◆ SELECTED EXTRACT:
Exit Codes 134 — Abnormal Termination (SIGABRT)
Exit code 134 almost always (in spark) means out of memory.
What to do if a container is terminated with Exit Code 134?
- Check the logs: Check Spark’s logs for more details about the program failure.
- Increase memory: If your program requires more memory to run properly, you can solve the problem by increasing the memory limit. You can use the
--driver-memory
and--executor-memory
parameters to set the program’s memory limit. - Optimizer: You can try to reduce memory usage by optimizing the program. For example, use more efficient algorithms, reduce memory allocation, etc.
- Check your code: Check your code for potential memory leaks or other issues.
Exit Code 137 — Immediate Termination (SIGKILL)
Exit Code 137 means that the container has received a SIGKILL signal from the host operating system. This signal instructs a process to terminate immediately, with no grace period. This can be triggered automatically by the host, usually due to running out of resources (memory / cpu).

Document understanding data
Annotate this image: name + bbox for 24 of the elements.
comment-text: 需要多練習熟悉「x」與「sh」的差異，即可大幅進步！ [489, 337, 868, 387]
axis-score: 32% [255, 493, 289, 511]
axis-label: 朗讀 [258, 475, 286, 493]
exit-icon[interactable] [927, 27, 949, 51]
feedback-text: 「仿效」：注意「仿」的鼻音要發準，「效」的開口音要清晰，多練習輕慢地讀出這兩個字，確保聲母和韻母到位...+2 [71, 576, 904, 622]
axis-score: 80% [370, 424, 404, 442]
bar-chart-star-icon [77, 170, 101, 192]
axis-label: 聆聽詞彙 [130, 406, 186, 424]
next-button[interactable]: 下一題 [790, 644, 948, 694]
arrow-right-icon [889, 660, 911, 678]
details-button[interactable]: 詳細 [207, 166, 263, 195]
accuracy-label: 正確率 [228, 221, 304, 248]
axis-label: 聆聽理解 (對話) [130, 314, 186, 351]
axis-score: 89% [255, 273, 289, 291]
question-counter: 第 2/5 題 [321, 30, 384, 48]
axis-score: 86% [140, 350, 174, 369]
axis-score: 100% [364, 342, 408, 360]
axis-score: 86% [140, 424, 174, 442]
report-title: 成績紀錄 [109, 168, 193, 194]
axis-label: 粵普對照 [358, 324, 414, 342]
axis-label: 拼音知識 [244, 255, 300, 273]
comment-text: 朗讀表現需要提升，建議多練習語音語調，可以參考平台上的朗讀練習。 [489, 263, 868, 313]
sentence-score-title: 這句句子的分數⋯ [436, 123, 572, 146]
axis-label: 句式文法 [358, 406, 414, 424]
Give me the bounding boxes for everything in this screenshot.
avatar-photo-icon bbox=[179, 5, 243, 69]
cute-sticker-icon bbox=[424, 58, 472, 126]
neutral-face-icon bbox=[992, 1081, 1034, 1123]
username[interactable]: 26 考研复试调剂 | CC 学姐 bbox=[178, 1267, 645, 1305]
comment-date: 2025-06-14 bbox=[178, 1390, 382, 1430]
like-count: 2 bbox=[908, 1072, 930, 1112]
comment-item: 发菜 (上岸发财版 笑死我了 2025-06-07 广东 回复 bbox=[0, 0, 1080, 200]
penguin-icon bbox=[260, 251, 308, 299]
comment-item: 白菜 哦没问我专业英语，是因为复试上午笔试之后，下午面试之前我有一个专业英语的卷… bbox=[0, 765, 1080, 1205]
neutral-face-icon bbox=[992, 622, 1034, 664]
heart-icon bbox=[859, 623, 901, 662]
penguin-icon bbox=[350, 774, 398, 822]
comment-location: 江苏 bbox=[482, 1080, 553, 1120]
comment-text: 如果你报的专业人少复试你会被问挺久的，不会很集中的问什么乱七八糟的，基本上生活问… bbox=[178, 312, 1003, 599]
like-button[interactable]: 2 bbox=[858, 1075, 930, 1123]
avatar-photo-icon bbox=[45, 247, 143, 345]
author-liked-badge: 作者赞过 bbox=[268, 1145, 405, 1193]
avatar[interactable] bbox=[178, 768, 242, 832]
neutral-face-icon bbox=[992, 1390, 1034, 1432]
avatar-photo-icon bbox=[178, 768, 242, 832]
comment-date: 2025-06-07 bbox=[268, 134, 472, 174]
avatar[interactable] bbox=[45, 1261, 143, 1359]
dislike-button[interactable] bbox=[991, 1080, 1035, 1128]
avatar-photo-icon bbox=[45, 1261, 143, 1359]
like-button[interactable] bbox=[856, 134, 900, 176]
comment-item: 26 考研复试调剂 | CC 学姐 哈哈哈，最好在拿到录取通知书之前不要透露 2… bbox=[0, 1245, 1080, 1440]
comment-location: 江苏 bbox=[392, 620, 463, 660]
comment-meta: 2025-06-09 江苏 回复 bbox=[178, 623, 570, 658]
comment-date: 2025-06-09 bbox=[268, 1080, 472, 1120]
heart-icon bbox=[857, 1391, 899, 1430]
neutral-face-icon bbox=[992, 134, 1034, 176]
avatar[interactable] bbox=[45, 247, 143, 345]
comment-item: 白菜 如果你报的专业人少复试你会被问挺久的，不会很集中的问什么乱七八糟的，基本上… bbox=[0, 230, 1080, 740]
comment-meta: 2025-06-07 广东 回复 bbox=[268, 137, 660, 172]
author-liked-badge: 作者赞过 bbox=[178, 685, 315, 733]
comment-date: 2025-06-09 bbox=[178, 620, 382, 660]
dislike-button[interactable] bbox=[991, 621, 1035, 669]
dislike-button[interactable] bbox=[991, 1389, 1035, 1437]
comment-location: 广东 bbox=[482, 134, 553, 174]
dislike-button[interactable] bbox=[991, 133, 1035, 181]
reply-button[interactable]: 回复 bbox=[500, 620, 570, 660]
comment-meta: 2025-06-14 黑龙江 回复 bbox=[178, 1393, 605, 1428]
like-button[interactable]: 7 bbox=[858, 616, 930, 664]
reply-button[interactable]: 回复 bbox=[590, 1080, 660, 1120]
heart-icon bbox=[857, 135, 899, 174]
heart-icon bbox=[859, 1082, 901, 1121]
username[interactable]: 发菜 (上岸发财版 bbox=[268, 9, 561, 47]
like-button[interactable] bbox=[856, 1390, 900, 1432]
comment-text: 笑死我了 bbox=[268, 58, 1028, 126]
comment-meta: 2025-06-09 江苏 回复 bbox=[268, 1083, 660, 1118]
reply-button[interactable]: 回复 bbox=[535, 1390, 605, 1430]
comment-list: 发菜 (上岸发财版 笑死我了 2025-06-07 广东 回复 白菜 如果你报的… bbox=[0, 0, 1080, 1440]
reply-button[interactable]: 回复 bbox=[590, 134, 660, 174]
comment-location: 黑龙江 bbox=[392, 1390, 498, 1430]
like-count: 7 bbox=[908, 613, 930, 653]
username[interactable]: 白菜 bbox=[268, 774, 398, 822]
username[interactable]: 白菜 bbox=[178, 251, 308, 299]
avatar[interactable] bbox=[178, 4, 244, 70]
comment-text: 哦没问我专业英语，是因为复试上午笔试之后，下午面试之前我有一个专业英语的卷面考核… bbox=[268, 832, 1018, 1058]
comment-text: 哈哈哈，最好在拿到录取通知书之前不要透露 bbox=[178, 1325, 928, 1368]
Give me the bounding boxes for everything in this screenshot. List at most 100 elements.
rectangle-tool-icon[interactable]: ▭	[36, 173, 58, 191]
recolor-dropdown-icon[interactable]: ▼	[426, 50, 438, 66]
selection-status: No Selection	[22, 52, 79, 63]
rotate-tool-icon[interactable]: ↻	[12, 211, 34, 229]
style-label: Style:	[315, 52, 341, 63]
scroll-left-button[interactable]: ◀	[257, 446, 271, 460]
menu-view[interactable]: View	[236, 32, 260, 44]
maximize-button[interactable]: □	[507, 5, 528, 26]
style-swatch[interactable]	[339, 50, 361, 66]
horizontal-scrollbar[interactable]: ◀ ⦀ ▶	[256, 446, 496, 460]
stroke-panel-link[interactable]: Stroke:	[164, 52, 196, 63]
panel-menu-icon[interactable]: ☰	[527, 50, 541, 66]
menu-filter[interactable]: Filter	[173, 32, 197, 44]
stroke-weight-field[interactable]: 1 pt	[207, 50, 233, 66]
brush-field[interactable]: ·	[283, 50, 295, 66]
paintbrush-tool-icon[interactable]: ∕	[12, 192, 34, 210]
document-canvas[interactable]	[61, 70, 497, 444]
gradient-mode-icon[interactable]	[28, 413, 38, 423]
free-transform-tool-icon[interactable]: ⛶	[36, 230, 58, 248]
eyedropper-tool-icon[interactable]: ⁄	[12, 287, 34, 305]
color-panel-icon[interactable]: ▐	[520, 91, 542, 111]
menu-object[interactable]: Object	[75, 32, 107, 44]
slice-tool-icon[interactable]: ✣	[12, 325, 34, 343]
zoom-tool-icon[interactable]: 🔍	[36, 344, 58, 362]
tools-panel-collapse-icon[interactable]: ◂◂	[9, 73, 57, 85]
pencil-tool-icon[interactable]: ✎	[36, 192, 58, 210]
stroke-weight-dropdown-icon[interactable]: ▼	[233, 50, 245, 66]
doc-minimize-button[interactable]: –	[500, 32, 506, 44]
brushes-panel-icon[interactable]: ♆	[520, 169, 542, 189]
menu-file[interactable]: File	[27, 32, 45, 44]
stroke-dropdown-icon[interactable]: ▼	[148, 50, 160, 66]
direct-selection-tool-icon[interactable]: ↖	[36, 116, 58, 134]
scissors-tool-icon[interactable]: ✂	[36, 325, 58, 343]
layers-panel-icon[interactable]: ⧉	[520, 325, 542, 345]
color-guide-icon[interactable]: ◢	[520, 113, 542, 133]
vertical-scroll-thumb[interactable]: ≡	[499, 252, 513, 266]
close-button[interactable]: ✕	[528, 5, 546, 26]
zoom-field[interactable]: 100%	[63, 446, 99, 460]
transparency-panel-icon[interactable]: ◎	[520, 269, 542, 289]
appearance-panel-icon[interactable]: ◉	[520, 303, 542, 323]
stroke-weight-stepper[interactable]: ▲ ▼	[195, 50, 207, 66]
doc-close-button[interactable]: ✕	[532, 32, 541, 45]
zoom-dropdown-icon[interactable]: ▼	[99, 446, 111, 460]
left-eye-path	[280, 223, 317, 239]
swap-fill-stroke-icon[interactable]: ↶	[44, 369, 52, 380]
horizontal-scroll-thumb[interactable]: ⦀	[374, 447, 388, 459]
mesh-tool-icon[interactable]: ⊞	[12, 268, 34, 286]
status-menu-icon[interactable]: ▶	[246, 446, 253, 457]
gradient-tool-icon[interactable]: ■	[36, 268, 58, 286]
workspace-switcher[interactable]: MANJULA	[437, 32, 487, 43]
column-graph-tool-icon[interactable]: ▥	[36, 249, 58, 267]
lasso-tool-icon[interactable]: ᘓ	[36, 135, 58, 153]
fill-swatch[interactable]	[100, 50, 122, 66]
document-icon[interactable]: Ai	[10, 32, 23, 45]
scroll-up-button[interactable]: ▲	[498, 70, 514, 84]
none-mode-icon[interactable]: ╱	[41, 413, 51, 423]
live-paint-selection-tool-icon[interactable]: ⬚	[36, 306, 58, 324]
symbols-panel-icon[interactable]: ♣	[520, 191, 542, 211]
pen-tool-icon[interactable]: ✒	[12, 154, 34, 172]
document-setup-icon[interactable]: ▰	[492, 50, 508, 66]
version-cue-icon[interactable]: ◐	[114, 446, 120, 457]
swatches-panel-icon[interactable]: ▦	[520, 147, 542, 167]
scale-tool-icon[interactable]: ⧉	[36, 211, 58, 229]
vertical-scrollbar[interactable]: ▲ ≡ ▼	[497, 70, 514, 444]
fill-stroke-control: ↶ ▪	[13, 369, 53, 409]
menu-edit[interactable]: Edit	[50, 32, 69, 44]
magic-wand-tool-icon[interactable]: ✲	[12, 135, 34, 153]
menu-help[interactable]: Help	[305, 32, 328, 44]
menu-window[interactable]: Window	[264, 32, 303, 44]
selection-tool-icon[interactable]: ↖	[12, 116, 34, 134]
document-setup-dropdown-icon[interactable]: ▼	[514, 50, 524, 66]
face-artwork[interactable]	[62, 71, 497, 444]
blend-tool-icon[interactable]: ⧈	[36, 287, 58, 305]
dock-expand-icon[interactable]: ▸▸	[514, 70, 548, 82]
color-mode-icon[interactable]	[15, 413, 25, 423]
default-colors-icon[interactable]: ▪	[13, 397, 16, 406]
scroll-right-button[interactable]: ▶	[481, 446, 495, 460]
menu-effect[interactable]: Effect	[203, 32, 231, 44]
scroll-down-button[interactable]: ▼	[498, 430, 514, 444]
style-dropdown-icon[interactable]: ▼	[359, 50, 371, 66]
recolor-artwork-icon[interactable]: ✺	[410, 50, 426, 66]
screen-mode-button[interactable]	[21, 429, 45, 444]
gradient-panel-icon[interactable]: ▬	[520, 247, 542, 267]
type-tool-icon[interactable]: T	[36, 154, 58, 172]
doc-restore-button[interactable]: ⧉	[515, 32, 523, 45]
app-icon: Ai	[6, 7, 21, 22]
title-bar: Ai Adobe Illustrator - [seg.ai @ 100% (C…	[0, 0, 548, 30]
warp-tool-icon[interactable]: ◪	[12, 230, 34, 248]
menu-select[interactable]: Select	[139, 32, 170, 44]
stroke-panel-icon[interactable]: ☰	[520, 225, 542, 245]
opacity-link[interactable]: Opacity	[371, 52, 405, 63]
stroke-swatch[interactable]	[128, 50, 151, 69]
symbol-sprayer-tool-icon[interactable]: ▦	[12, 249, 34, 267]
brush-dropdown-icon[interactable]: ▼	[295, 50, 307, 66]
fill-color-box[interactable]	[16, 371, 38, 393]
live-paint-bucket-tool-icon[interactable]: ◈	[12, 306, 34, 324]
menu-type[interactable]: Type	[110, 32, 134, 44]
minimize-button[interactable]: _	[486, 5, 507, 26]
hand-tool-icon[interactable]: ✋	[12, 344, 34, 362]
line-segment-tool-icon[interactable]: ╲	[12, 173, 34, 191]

◆ WHAT YOU WILL DO: From the text on Spark exit codes, write out word for word the part that opens with the words "- Increase memory: If" and closes with "Immediate Termination (SIGKILL)".

◆ RESPONSE TO THIS TASK:
- Increase memory: If your program requires more memory to run properly, you can solve the problem by increasing the memory limit. You can use the
--driver-memory
and--executor-memory
parameters to set the program’s memory limit. - Optimizer: You can try to reduce memory usage by optimizing the program. For example, use more efficient algorithms, reduce memory allocation, etc.
- Check your code: Check your code for potential memory leaks or other issues.
Exit Code 137 — Immediate Termination (SIGKILL)